- OBJECTIVE:
Recast the data as a numbered list, starting with the line that contains "529, 752, 543]" and continuing through the line that contains "578, 940, 592]", with blank lines left out.

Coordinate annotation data
--

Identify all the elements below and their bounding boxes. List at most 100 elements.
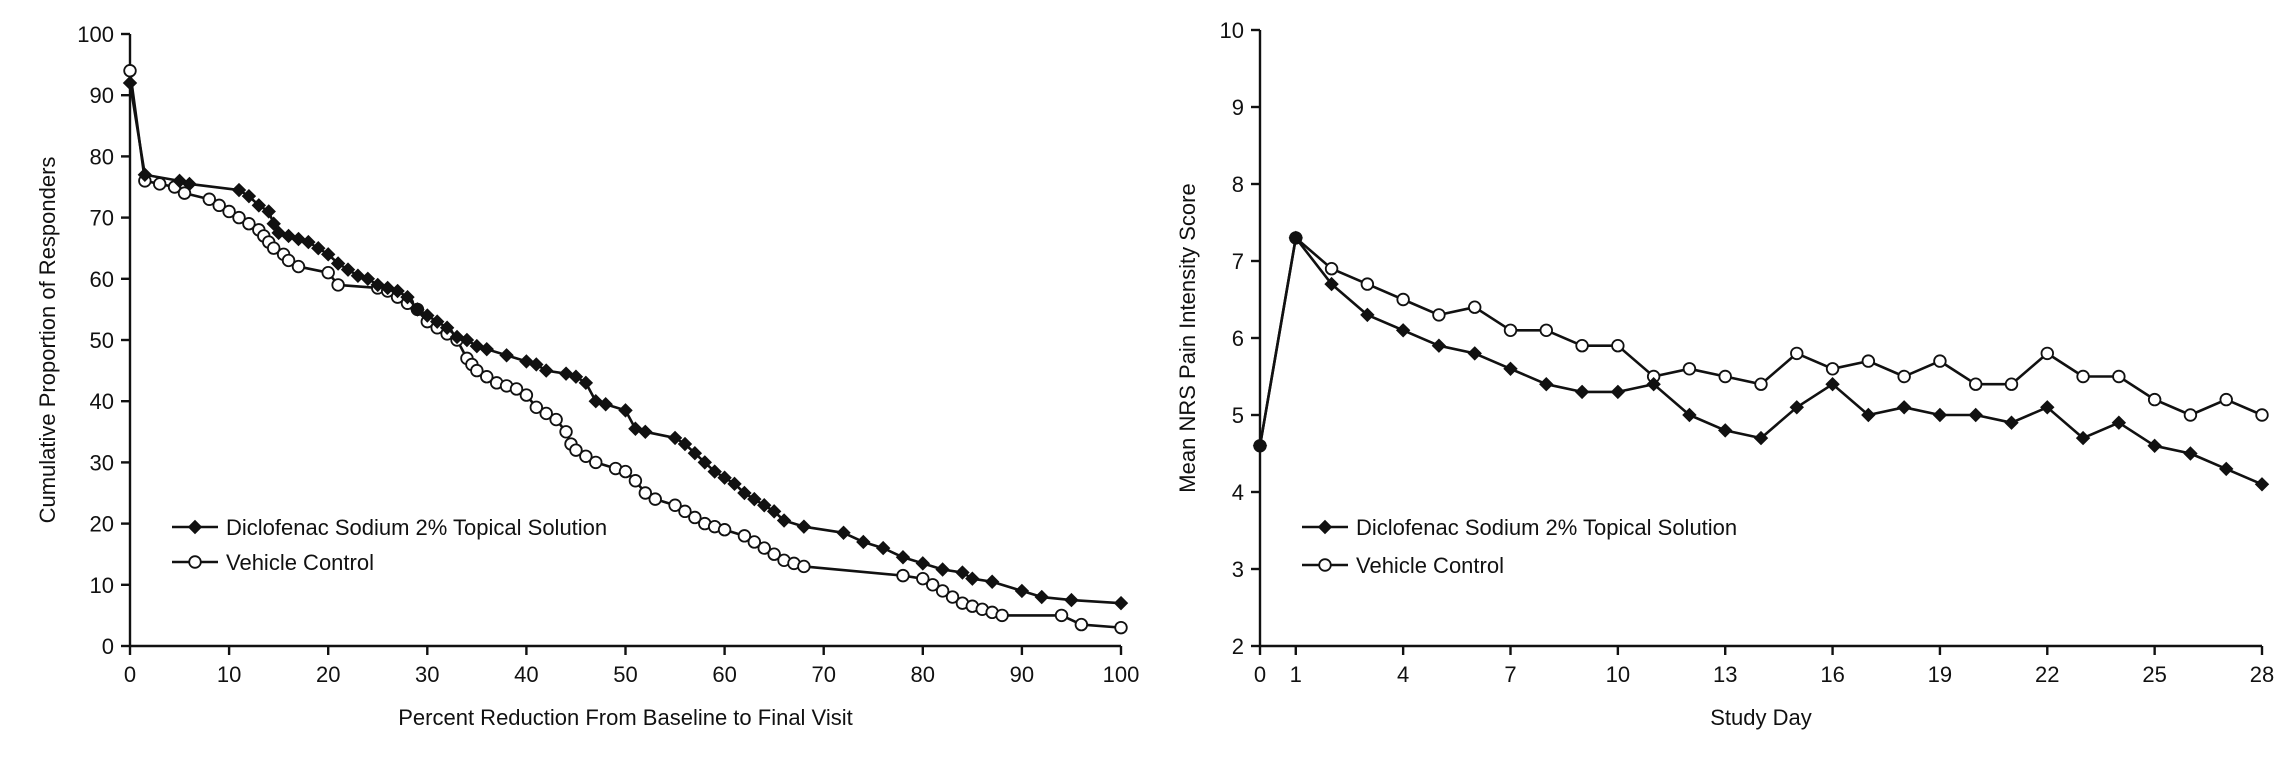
data-point	[737, 529, 752, 543]
data-point	[1432, 308, 1446, 322]
y-tick-label: 20	[90, 512, 114, 537]
data-point	[291, 259, 306, 274]
data-point	[153, 177, 167, 191]
legend-item: Vehicle Control	[1302, 553, 1504, 578]
y-tick-label: 40	[90, 389, 114, 414]
y-tick-label: 7	[1232, 249, 1244, 274]
data-point	[1431, 338, 1447, 353]
data-point	[995, 608, 1009, 623]
data-point	[796, 519, 812, 534]
data-point	[2219, 392, 2233, 407]
data-point	[331, 278, 345, 292]
x-tick-label: 80	[911, 662, 935, 687]
x-tick-label: 10	[1606, 662, 1630, 687]
data-point	[1360, 307, 1375, 323]
data-point	[1360, 277, 1375, 291]
series-vehicle-control	[123, 64, 1128, 635]
data-point	[1054, 608, 1069, 623]
legend: Diclofenac Sodium 2% Topical Solution Veh…	[172, 515, 607, 575]
data-point	[638, 486, 653, 500]
data-point	[539, 406, 553, 421]
data-point	[618, 403, 633, 418]
data-point	[926, 578, 940, 592]
data-point	[2076, 369, 2090, 384]
data-point	[529, 357, 544, 372]
data-point	[2075, 430, 2091, 446]
legend-item: Diclofenac Sodium 2% Topical Solution	[172, 515, 607, 540]
legend-marker	[1318, 558, 1332, 572]
legend-label: Diclofenac Sodium 2% Topical Solution	[226, 515, 607, 540]
y-tick-label: 10	[90, 573, 114, 598]
data-point	[2111, 415, 2127, 430]
data-point	[1074, 617, 1089, 632]
data-point	[529, 400, 544, 415]
data-point	[509, 382, 524, 396]
data-point	[568, 369, 584, 384]
chart-right: 2 3 4 5 6 7 8 9 10 0 1 4 7 10 13 16 19 22 25 28 Study Day Mea…	[1175, 18, 2274, 730]
x-axis-title: Study Day	[1710, 705, 1812, 730]
data-point	[935, 562, 950, 577]
data-point	[1503, 361, 1518, 377]
data-point	[519, 388, 534, 402]
data-point	[1113, 595, 1129, 611]
data-point	[301, 234, 316, 250]
data-point	[747, 491, 762, 507]
legend-label: Vehicle Control	[226, 550, 374, 575]
series-line	[1258, 236, 2263, 447]
data-point	[757, 498, 772, 513]
data-point	[1034, 589, 1049, 605]
x-tick-label: 10	[217, 662, 241, 687]
data-point	[321, 265, 335, 280]
data-point	[1933, 354, 1947, 368]
data-point	[598, 397, 613, 412]
data-point	[1790, 346, 1804, 361]
y-tick-label: 60	[90, 267, 114, 292]
data-point	[2183, 446, 2198, 461]
data-point	[945, 590, 960, 604]
data-point	[1539, 376, 1554, 392]
data-point	[1114, 620, 1128, 635]
data-point	[430, 314, 445, 329]
data-point	[182, 176, 197, 192]
data-point	[717, 470, 732, 485]
x-tick-label: 0	[124, 662, 136, 687]
x-tick-label: 28	[2250, 662, 2274, 687]
data-point	[1539, 323, 1553, 338]
data-point	[340, 262, 356, 277]
y-tick-label: 100	[77, 22, 114, 47]
data-point	[559, 425, 573, 439]
data-point	[1503, 323, 1518, 338]
data-point	[688, 510, 702, 525]
legend-label: Vehicle Control	[1356, 553, 1504, 578]
data-point	[266, 241, 281, 255]
data-point	[1014, 583, 1030, 599]
data-point	[266, 216, 281, 231]
data-point	[618, 464, 633, 479]
data-point	[2004, 415, 2019, 430]
x-tick-label: 40	[514, 662, 538, 687]
data-point	[628, 474, 643, 488]
y-tick-label: 70	[90, 206, 114, 231]
data-point	[222, 204, 236, 219]
data-point	[677, 436, 693, 452]
data-point	[757, 541, 771, 555]
data-point	[578, 375, 594, 391]
x-tick-label: 16	[1820, 662, 1844, 687]
data-point	[2183, 408, 2198, 422]
data-point	[638, 424, 653, 440]
data-point	[390, 283, 405, 299]
data-point	[241, 188, 257, 204]
data-point	[439, 320, 455, 335]
data-point	[360, 271, 376, 287]
data-point	[667, 430, 683, 446]
series-diclofenac	[122, 75, 1129, 611]
data-point	[281, 253, 296, 268]
data-point	[2040, 400, 2055, 415]
data-point	[470, 363, 484, 378]
data-point	[1968, 407, 1983, 423]
data-point	[261, 204, 276, 219]
data-point	[1395, 323, 1411, 338]
data-point	[737, 485, 752, 501]
data-point	[2147, 438, 2162, 454]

--

- COMPLETE ANSWER:
1. data-point	[737, 529, 752, 543]
2. data-point	[1432, 308, 1446, 322]
3. y-tick-label: 20	[90, 512, 114, 537]
4. data-point	[291, 259, 306, 274]
5. data-point	[153, 177, 167, 191]
6. legend-item: Vehicle Control	[1302, 553, 1504, 578]
7. y-tick-label: 40	[90, 389, 114, 414]
8. y-tick-label: 7	[1232, 249, 1244, 274]
9. data-point	[1431, 338, 1447, 353]
10. data-point	[995, 608, 1009, 623]
11. data-point	[796, 519, 812, 534]
12. data-point	[2219, 392, 2233, 407]
13. data-point	[331, 278, 345, 292]
14. x-tick-label: 80	[911, 662, 935, 687]
15. x-tick-label: 10	[1606, 662, 1630, 687]
16. data-point	[1360, 307, 1375, 323]
17. data-point	[1360, 277, 1375, 291]
18. series-vehicle-control	[123, 64, 1128, 635]
19. data-point	[1054, 608, 1069, 623]
20. legend: Diclofenac Sodium 2% Topical Solution Veh…	[172, 515, 607, 575]
21. data-point	[638, 486, 653, 500]
22. data-point	[539, 406, 553, 421]
23. data-point	[618, 403, 633, 418]
24. data-point	[926, 578, 940, 592]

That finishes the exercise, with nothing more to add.